= Directions =
Below are records; count the lines in them that hold "Program" and give only the count.

= Data to process =
>> Begin
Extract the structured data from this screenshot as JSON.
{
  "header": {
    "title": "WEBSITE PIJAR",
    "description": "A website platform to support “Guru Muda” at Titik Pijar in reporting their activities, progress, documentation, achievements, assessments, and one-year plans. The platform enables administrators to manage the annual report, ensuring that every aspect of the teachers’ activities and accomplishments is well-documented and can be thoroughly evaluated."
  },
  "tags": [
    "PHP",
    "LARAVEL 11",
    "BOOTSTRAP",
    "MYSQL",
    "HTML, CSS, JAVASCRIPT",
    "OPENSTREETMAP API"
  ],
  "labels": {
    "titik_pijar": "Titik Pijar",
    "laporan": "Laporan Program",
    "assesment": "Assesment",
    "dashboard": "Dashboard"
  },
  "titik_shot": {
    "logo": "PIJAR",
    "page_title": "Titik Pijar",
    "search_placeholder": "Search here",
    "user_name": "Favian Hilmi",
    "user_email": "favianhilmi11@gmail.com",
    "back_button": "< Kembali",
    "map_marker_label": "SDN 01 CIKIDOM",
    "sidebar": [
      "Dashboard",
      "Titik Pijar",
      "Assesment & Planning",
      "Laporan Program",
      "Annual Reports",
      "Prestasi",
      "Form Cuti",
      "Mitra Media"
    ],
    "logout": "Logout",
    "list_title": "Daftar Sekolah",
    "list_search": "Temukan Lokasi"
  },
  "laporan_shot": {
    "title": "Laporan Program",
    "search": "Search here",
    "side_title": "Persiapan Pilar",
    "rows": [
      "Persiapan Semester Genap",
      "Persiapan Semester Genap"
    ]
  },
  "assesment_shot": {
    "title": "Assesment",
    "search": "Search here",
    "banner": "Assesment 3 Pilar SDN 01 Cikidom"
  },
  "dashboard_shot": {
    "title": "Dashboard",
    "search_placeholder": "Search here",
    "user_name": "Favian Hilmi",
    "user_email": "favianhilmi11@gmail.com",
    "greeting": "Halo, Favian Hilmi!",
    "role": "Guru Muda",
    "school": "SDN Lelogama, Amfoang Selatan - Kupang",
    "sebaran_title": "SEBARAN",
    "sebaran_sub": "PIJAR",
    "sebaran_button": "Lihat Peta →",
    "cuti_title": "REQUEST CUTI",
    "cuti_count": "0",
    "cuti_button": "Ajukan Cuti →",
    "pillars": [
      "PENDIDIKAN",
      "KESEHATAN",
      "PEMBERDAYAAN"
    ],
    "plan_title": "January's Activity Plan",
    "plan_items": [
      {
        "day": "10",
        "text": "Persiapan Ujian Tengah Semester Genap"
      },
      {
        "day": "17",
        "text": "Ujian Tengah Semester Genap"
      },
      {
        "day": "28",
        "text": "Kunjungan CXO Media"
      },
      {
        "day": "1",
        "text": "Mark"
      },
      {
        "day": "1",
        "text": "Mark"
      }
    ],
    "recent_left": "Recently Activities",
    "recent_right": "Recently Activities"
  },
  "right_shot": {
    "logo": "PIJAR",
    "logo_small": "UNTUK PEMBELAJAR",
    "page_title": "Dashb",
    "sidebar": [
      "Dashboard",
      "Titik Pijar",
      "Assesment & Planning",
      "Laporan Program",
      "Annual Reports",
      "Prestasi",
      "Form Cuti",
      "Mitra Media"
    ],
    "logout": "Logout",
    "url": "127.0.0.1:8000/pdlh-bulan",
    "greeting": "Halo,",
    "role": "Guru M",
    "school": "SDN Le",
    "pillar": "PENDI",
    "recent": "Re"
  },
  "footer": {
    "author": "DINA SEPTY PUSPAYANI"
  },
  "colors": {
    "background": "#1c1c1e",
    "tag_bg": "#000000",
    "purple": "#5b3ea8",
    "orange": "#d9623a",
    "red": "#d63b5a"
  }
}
>> End
= Output of the exercise =
4